>> Begin
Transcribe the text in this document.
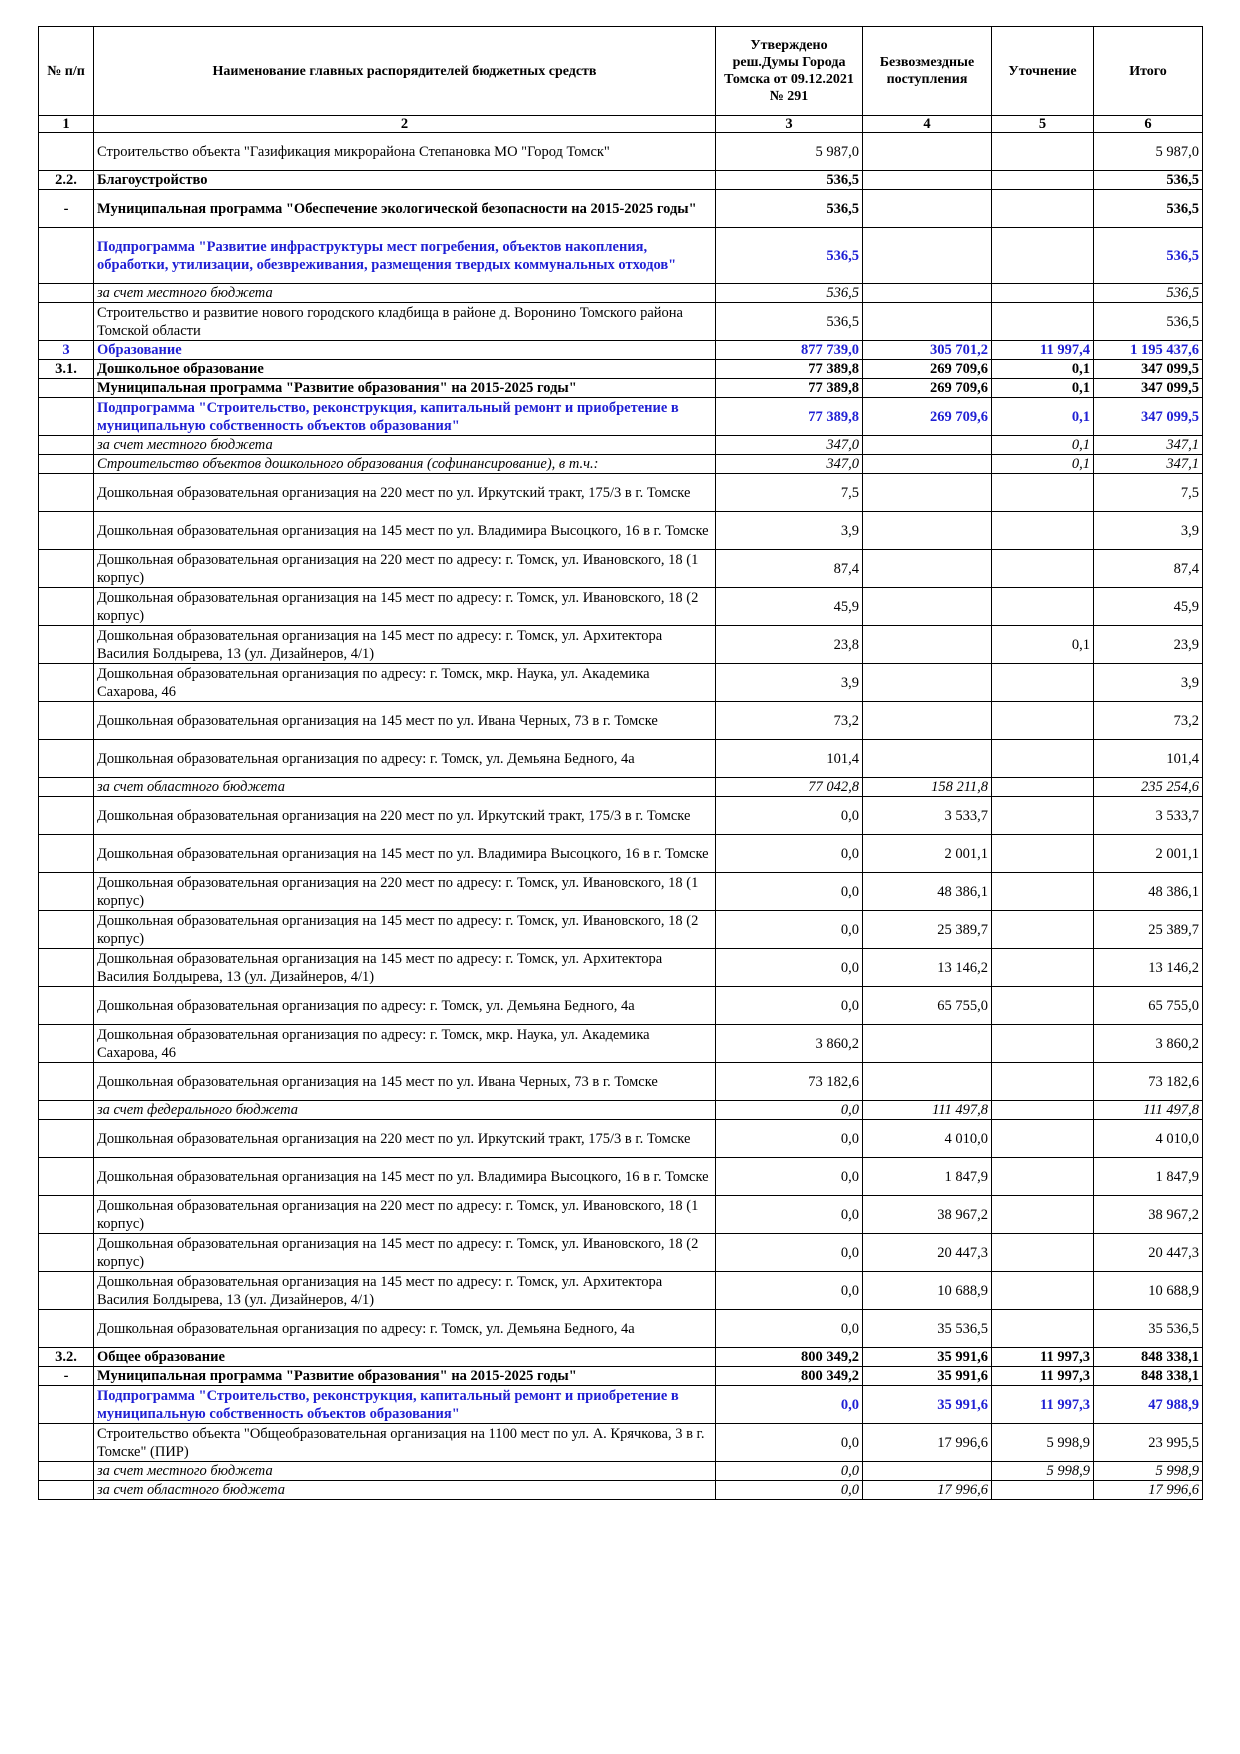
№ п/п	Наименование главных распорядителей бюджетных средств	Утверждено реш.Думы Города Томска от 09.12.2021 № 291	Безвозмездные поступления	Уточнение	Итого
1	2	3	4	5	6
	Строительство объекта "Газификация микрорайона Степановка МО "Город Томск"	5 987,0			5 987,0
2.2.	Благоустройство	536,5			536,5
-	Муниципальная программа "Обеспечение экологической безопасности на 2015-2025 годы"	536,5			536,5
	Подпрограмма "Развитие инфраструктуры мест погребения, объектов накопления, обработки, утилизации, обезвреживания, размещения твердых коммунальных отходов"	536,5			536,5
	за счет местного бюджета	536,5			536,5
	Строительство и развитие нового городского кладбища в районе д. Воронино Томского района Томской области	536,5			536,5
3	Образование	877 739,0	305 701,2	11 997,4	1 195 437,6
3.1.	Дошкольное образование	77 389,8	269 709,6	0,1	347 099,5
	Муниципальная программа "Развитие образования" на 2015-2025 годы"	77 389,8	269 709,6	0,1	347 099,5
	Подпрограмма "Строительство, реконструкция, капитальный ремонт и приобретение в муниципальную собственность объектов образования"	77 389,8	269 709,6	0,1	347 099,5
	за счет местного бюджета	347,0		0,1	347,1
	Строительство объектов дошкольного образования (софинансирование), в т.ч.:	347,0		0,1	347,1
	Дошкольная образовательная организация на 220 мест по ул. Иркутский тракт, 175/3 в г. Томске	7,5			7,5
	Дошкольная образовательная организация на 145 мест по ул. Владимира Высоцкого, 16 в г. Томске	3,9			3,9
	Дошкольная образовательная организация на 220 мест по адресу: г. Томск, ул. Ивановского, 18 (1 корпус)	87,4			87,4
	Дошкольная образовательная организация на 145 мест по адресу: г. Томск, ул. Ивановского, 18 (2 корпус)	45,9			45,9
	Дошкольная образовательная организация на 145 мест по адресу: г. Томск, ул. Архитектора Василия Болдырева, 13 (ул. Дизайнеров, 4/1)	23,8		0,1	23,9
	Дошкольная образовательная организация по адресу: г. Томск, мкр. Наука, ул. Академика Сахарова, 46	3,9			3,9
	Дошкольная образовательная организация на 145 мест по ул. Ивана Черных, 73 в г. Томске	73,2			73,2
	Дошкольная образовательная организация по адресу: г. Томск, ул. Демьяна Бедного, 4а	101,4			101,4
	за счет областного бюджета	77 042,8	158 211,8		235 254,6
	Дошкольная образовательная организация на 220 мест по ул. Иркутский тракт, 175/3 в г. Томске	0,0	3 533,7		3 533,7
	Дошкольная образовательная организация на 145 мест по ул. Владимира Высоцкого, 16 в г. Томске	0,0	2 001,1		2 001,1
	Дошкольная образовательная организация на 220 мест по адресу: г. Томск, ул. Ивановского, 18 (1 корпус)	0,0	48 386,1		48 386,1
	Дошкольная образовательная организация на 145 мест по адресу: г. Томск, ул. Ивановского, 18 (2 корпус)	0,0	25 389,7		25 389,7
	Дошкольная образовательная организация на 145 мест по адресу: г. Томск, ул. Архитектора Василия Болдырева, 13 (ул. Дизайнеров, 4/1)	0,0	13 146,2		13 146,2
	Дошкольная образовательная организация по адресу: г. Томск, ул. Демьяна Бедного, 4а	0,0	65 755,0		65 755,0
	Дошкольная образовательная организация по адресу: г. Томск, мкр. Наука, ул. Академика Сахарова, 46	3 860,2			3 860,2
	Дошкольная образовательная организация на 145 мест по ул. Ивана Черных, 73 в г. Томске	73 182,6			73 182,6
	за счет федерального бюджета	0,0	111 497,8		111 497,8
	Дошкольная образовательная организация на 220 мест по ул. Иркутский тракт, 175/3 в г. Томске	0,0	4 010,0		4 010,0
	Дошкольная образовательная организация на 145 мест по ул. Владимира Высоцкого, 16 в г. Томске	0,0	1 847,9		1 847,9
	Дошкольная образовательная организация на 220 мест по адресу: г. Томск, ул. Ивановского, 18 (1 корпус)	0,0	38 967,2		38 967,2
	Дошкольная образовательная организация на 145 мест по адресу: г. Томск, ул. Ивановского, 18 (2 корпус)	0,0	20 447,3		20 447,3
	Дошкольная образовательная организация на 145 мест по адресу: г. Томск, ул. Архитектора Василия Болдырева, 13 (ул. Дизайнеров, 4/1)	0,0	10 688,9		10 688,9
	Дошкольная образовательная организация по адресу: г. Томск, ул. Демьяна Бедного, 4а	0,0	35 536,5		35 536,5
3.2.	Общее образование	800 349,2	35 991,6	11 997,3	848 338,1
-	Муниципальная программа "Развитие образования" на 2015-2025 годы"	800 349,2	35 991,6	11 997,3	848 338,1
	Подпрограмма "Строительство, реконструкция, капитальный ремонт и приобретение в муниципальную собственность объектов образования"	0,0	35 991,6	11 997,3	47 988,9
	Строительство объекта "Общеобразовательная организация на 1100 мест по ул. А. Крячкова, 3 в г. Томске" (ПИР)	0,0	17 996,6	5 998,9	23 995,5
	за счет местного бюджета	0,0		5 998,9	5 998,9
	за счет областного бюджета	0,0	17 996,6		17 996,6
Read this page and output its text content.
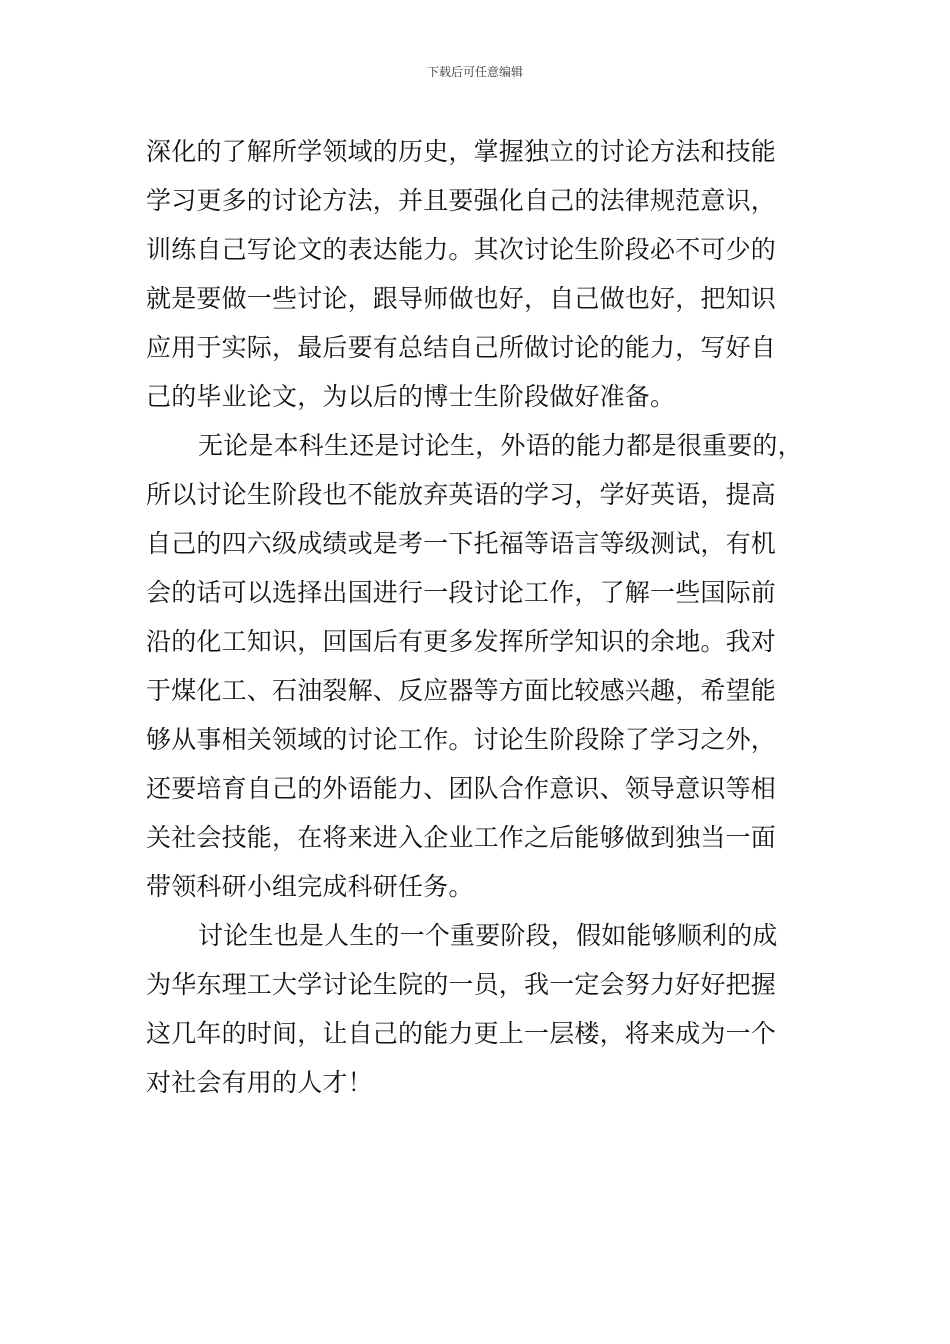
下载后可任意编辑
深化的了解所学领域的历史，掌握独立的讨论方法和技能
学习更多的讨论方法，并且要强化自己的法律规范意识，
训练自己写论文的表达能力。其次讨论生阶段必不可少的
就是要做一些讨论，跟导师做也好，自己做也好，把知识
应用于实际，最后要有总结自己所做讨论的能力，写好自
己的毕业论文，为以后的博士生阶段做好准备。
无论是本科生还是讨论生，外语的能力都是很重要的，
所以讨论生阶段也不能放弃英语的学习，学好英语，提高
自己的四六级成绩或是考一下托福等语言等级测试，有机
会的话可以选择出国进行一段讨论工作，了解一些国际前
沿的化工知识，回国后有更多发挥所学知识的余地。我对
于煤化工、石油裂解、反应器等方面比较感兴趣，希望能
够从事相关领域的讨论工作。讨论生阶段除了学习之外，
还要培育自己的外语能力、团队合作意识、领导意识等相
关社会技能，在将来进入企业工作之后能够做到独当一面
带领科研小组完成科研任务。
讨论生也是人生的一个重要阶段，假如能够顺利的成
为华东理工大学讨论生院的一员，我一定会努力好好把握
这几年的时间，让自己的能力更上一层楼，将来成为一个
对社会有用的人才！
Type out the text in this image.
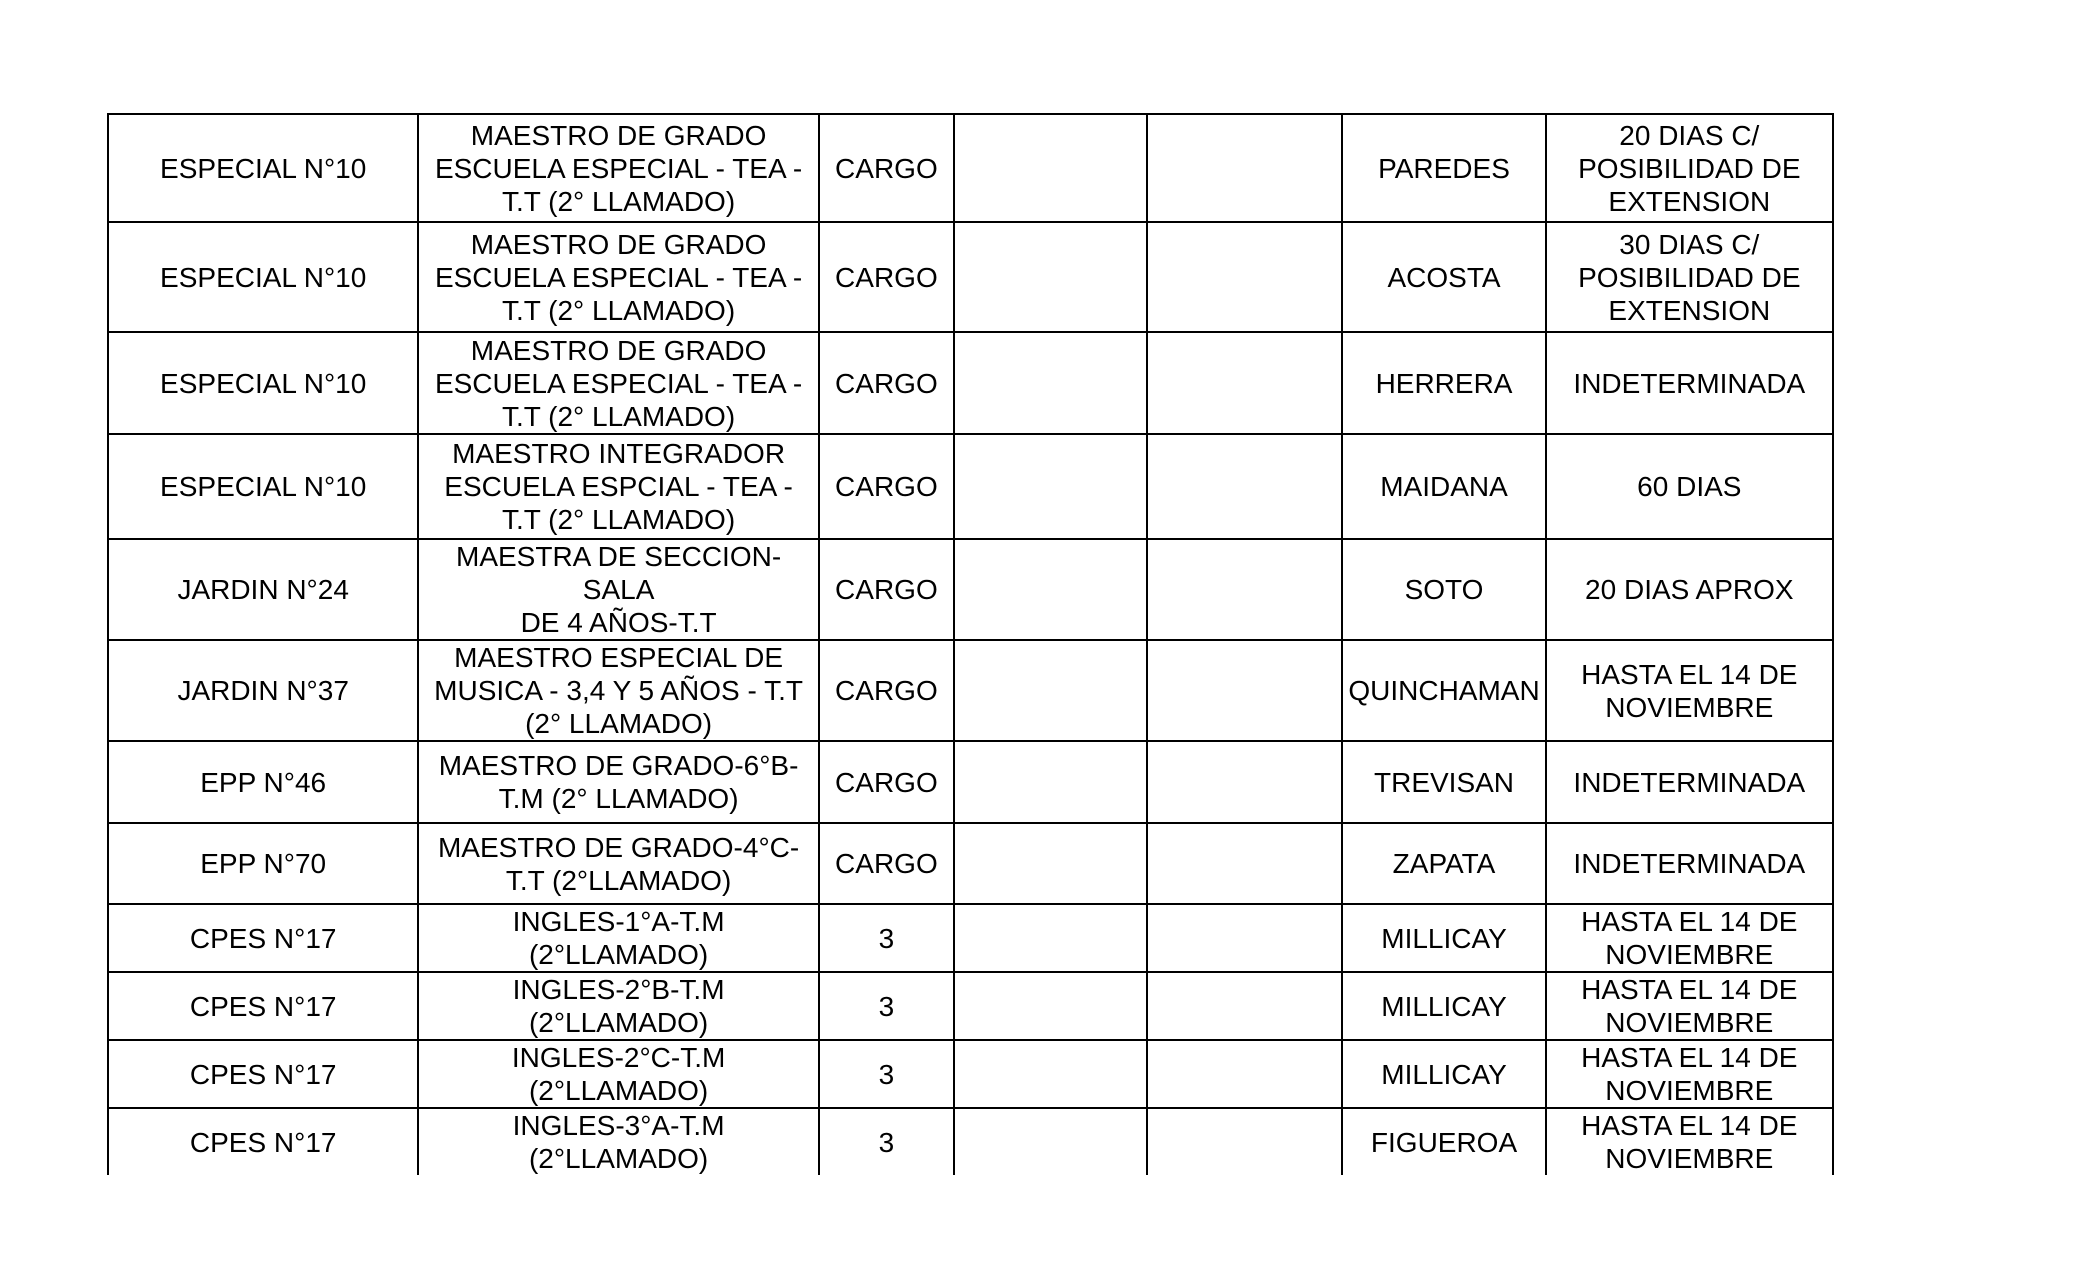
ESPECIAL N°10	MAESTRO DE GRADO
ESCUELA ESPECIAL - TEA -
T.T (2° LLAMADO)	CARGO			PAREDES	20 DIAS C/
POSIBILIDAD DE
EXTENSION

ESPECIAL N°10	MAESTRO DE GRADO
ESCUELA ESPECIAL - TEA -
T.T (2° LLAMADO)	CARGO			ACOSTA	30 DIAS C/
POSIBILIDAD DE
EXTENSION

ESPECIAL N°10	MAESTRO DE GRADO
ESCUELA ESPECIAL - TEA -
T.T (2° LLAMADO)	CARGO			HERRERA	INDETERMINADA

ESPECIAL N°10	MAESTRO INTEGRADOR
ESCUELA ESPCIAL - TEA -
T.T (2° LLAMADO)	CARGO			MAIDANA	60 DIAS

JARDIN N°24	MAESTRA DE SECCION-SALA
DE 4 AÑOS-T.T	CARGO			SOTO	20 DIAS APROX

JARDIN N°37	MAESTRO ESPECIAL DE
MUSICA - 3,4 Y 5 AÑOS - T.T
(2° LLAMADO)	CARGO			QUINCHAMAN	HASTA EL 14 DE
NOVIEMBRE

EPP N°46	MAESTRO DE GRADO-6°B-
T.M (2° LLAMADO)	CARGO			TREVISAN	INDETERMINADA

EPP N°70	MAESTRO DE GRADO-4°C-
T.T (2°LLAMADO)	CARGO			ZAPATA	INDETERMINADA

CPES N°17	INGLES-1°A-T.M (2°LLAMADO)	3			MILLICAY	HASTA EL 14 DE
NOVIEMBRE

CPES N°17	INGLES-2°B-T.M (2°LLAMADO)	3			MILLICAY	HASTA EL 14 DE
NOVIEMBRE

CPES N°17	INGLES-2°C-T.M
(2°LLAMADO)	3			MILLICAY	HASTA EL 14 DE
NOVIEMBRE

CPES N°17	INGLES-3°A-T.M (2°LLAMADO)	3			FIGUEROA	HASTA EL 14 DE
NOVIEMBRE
>> End
» **Exercise directions**: Check each line of the records above for the string "Ивана", and report every line that has it.

» **Solution to this problem**:
	Дошкольная образовательная организация на 145 мест по ул. Ивана Черных, 73 в г. Томске	73,2			73,2
	Дошкольная образовательная организация на 145 мест по ул. Ивана Черных, 73 в г. Томске	73 182,6			73 182,6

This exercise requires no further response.